--- DATA SUPPLIED ---
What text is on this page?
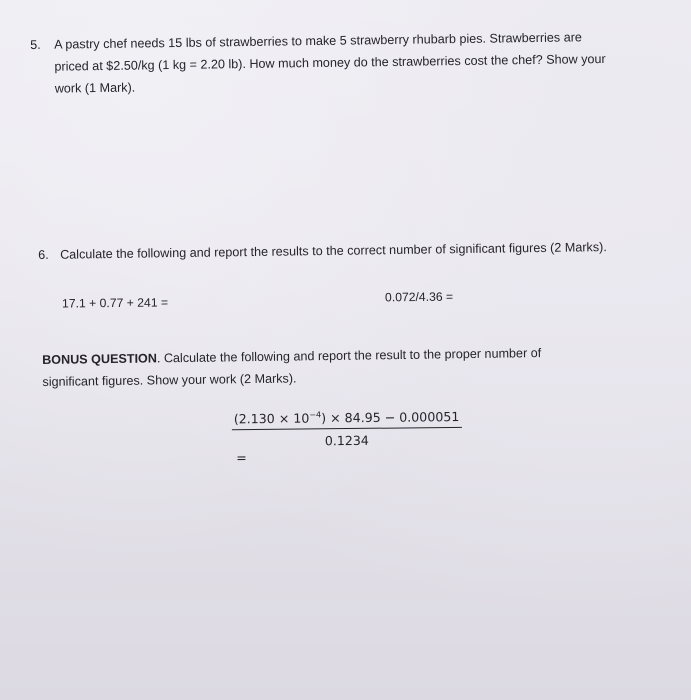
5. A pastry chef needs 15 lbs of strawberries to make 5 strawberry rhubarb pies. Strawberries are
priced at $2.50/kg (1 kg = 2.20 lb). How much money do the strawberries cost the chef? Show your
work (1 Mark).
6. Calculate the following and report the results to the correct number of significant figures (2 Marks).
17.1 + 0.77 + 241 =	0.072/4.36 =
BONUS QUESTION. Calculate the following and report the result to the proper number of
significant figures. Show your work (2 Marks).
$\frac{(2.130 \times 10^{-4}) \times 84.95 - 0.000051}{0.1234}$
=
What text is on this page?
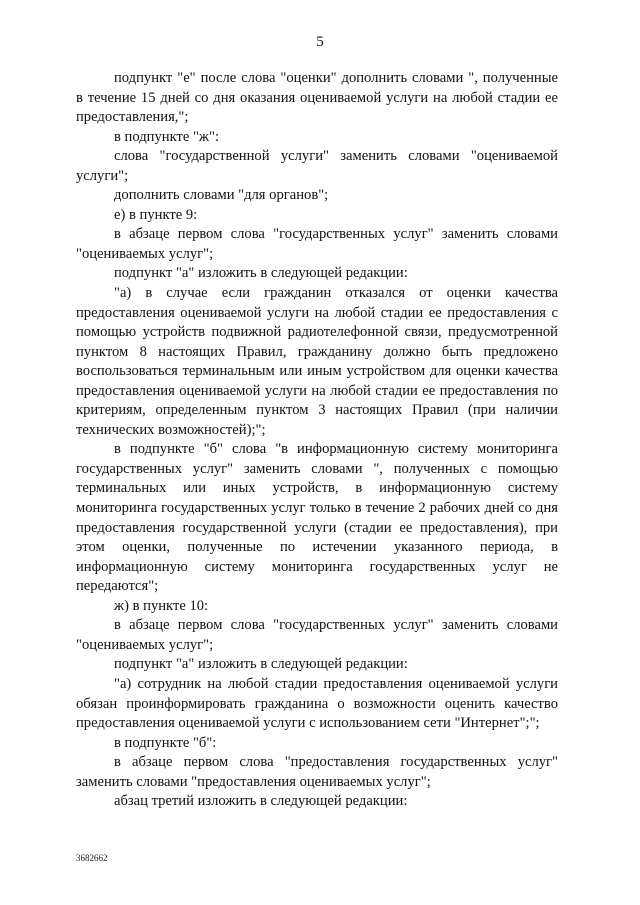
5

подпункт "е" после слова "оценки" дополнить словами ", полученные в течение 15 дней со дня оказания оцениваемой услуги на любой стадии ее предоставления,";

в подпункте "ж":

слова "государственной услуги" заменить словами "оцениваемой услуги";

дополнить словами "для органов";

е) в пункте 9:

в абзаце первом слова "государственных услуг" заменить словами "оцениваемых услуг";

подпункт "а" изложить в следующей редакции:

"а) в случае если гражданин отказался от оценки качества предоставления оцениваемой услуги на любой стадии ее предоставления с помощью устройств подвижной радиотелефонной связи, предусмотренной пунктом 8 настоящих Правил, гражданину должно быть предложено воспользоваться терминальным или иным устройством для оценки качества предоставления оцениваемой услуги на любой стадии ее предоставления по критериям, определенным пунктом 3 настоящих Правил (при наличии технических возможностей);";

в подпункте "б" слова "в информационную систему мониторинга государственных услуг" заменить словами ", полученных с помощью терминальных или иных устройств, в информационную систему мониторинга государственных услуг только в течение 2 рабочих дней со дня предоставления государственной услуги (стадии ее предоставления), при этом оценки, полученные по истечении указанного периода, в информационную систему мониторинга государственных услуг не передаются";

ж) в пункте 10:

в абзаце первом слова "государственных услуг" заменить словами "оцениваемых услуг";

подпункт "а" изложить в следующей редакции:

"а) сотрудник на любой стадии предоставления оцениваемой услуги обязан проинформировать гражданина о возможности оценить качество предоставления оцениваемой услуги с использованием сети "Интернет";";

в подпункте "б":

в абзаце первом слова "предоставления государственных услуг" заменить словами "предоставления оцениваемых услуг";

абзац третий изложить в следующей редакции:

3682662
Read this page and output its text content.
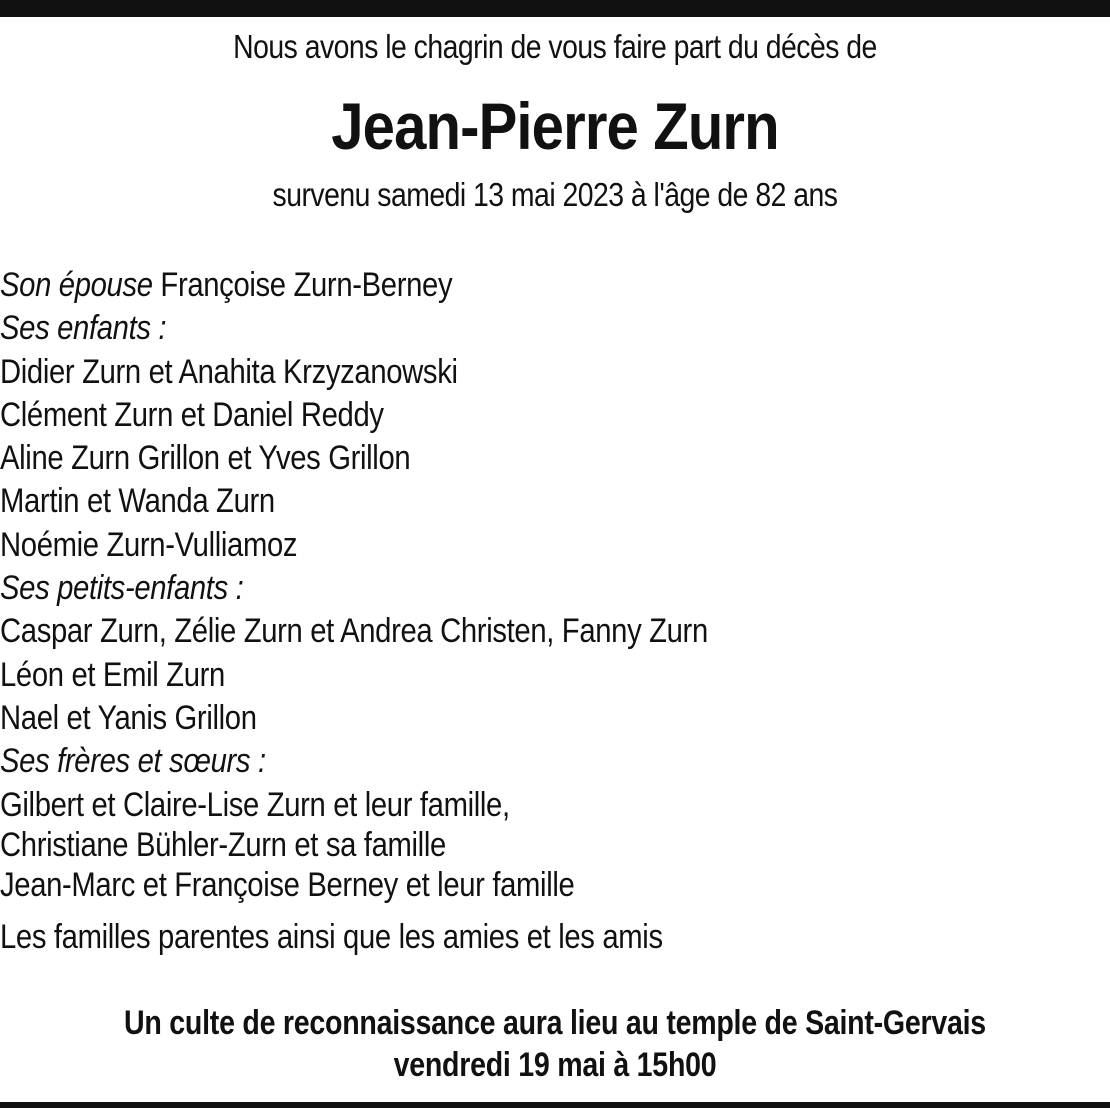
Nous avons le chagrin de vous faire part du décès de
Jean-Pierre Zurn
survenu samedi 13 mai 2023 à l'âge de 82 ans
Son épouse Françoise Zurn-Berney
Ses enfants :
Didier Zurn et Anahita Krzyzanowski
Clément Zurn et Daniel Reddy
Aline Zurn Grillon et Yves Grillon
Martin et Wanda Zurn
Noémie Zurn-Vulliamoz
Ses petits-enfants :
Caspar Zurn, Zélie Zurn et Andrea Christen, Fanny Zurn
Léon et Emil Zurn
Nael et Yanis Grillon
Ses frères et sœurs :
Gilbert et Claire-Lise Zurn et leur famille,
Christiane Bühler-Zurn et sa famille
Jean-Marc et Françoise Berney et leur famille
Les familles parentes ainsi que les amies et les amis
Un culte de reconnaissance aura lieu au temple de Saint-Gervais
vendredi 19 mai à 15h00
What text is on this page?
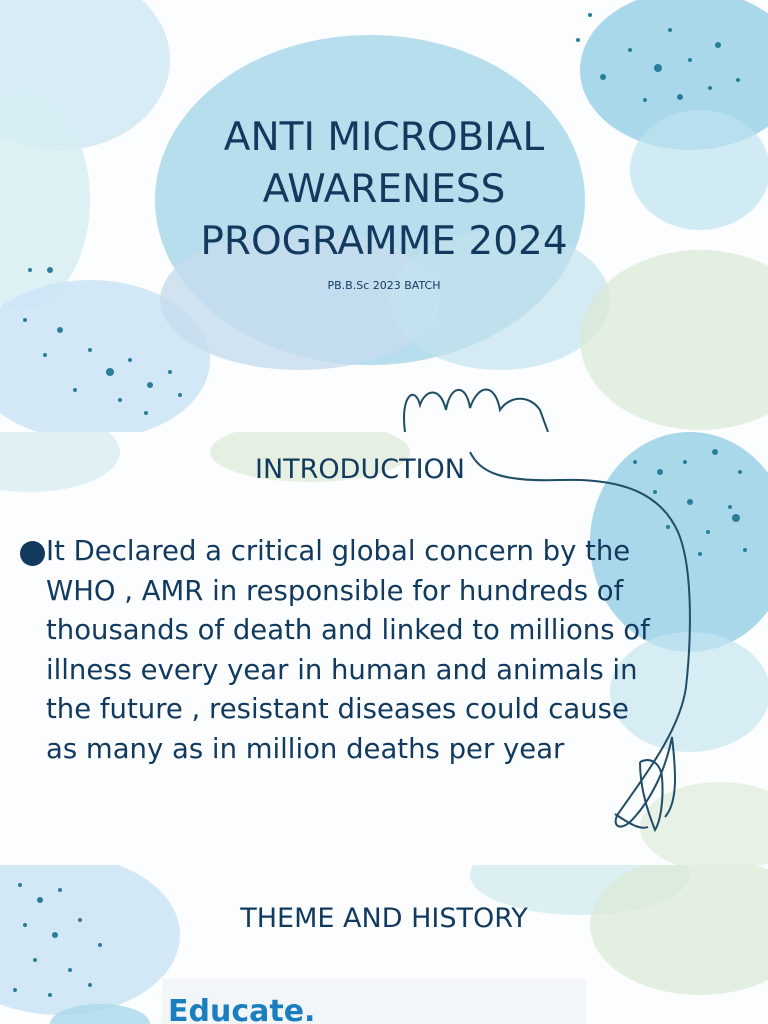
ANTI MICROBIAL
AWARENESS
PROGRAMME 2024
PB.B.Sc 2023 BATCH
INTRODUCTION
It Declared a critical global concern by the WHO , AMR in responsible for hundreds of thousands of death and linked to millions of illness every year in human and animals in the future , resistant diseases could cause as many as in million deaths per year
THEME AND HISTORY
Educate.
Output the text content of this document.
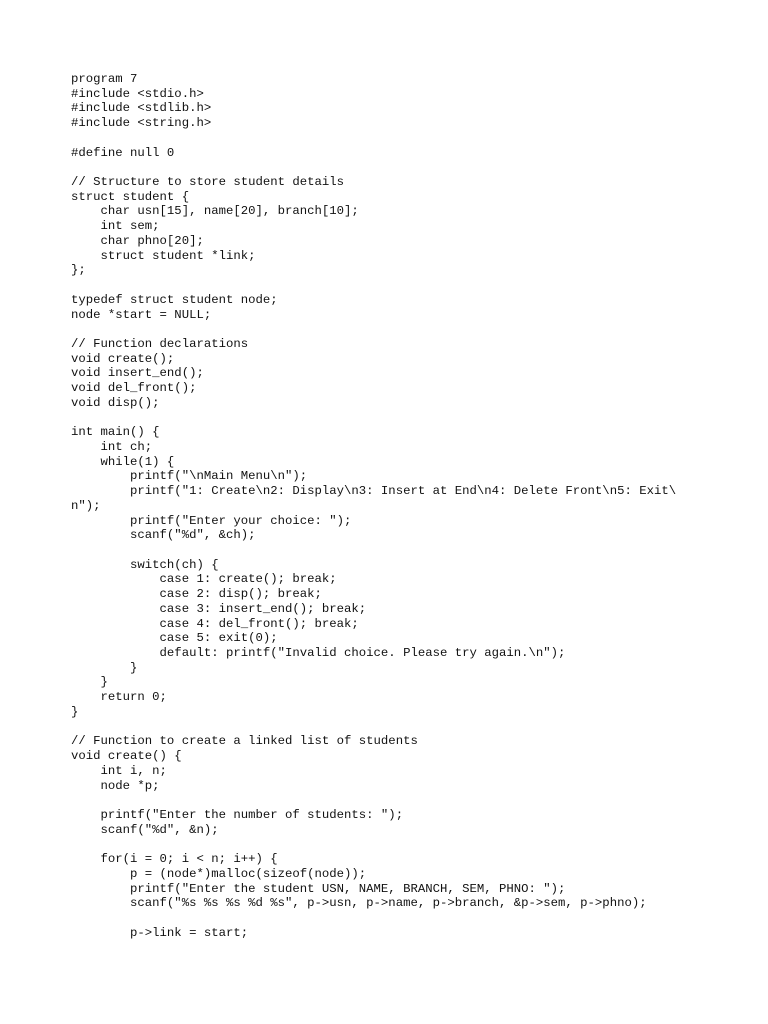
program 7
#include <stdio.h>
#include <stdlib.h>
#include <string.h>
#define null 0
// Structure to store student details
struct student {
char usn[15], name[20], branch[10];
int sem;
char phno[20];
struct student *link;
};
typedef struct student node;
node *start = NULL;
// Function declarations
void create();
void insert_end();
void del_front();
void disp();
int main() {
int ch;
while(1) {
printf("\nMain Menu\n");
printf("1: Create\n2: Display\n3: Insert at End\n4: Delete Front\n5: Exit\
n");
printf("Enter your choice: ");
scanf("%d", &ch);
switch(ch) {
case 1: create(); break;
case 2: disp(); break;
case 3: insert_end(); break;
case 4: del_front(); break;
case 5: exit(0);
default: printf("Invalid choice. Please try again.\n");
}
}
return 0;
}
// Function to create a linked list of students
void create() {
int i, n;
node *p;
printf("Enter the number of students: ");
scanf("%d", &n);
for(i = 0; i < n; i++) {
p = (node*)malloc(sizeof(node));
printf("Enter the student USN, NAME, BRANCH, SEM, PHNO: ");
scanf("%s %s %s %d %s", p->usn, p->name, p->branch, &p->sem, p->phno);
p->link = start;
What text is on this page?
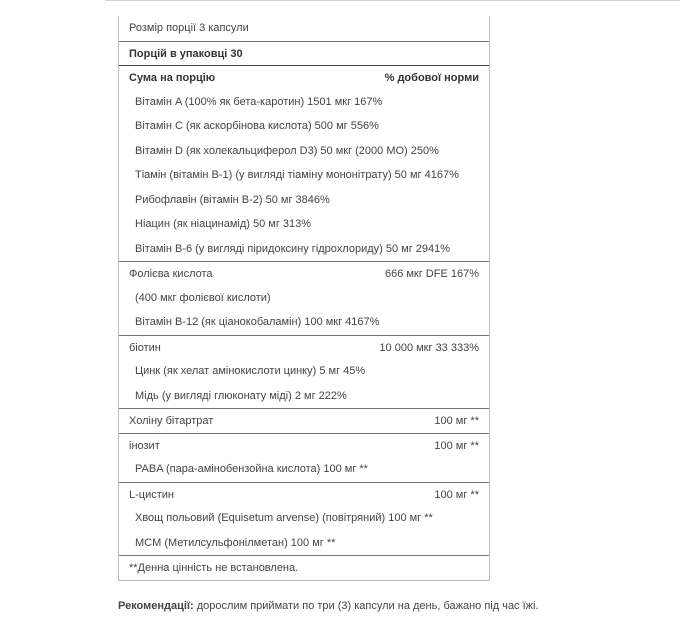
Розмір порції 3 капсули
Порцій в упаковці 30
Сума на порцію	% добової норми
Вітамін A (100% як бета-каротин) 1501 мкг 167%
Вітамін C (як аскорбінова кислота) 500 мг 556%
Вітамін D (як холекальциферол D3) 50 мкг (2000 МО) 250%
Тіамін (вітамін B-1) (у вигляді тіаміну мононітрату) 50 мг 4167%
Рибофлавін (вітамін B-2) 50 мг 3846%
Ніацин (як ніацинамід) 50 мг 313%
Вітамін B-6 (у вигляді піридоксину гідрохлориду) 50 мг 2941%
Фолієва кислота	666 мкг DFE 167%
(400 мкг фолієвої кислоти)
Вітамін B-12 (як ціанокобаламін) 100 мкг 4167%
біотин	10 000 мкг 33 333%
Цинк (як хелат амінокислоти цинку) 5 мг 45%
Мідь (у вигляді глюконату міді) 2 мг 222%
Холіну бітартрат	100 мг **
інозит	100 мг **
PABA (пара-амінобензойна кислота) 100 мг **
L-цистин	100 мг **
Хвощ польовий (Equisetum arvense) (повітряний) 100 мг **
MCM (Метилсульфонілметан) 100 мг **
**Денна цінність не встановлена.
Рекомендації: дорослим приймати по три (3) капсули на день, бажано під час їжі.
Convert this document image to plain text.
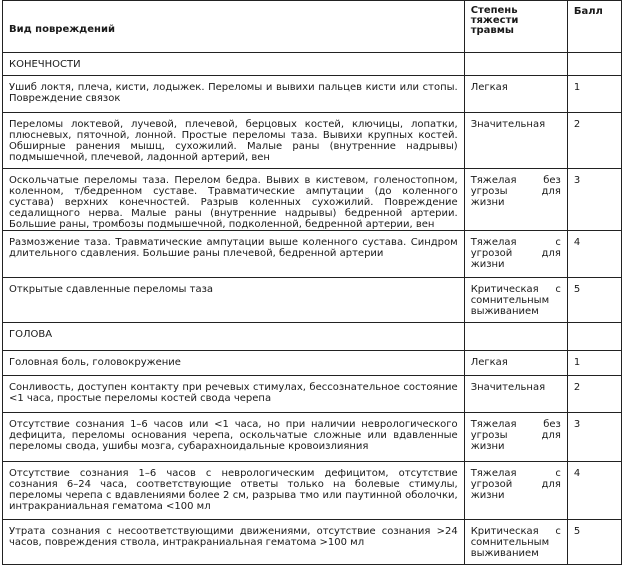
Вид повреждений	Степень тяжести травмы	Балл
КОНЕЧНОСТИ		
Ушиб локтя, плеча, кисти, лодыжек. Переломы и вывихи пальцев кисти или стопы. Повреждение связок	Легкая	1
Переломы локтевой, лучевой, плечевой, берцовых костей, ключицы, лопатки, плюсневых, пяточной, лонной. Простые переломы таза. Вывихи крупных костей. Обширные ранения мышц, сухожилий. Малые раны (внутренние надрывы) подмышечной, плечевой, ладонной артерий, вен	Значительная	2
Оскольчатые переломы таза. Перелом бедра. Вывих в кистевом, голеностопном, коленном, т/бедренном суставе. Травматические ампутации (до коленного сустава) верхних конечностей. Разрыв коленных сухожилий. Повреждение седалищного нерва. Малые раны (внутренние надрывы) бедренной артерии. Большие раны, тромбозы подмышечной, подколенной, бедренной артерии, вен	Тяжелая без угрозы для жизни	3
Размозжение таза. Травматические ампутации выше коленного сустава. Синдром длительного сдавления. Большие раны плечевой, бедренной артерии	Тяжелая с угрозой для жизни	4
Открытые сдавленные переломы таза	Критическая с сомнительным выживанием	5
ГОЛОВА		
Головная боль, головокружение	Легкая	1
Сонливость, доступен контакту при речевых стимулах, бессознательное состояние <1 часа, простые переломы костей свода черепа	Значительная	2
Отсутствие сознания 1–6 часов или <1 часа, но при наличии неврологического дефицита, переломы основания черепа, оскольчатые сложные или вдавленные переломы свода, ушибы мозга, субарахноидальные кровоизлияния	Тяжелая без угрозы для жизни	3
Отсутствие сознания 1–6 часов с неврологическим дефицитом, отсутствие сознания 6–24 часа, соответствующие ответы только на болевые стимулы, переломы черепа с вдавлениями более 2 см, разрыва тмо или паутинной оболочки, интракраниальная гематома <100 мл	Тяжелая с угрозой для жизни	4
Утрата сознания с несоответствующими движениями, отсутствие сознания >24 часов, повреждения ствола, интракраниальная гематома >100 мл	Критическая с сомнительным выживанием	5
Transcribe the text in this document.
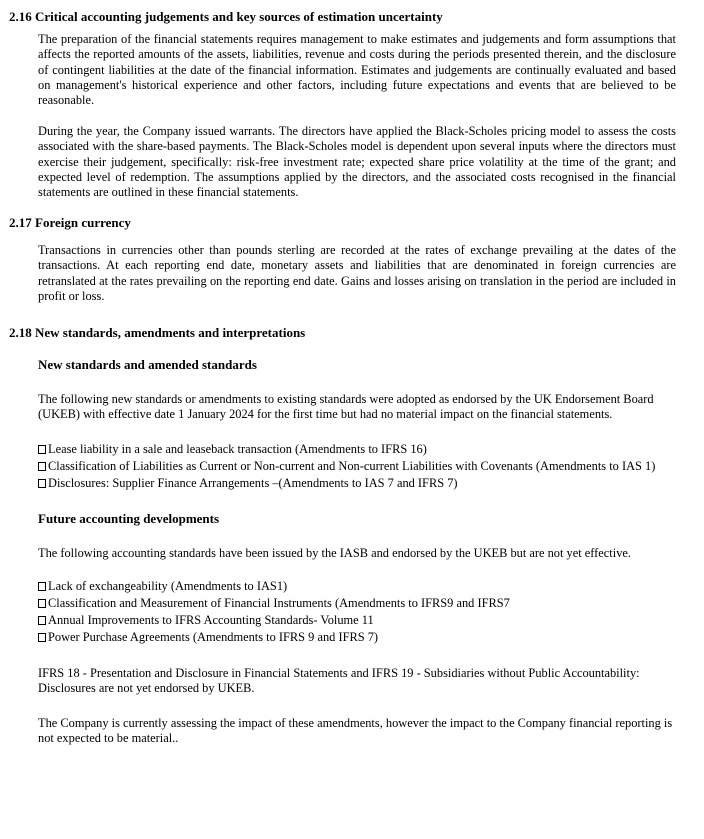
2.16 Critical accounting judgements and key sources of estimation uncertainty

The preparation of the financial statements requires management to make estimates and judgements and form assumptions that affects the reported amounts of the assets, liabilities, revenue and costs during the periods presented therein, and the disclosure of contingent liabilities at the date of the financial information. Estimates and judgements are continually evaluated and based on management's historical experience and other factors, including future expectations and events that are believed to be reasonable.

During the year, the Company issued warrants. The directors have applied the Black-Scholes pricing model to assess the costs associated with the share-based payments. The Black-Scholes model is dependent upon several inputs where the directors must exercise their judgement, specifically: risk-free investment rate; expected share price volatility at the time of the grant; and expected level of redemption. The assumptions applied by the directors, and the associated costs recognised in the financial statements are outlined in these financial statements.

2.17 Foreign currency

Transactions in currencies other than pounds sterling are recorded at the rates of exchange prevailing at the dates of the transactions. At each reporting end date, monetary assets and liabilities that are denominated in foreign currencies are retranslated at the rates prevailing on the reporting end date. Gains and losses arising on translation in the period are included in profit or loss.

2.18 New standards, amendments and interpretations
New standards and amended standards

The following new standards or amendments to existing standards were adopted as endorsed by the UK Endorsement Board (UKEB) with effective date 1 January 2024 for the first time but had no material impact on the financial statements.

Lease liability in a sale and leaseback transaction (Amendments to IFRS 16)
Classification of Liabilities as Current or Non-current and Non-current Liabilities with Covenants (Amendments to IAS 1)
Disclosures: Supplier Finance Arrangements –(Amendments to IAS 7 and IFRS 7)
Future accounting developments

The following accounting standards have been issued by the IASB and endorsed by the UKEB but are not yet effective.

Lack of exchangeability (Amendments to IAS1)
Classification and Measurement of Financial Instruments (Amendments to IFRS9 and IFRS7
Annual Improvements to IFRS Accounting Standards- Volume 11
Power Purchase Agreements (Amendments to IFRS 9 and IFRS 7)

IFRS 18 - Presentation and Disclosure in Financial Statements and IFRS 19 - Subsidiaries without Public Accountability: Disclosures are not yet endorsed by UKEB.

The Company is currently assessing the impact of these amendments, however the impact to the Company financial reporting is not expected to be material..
---
** GIVEN REQUEST **
Select, from the listing, all lines that include the word "наличии".

** FINAL RESULT **
"а) в случае если гражданин отказался от оценки качества предоставления оцениваемой услуги на любой стадии ее предоставления с помощью устройств подвижной радиотелефонной связи, предусмотренной пунктом 8 настоящих Правил, гражданину должно быть предложено воспользоваться терминальным или иным устройством для оценки качества предоставления оцениваемой услуги на любой стадии ее предоставления по критериям, определенным пунктом 3 настоящих Правил (при наличии технических возможностей);";
Отсутствие сознания 1–6 часов или <1 часа, но при наличии неврологического дефицита, переломы основания черепа, оскольчатые сложные или вдавленные переломы свода, ушибы мозга, субарахноидальные кровоизлияния	Тяжелая без угрозы для жизни	3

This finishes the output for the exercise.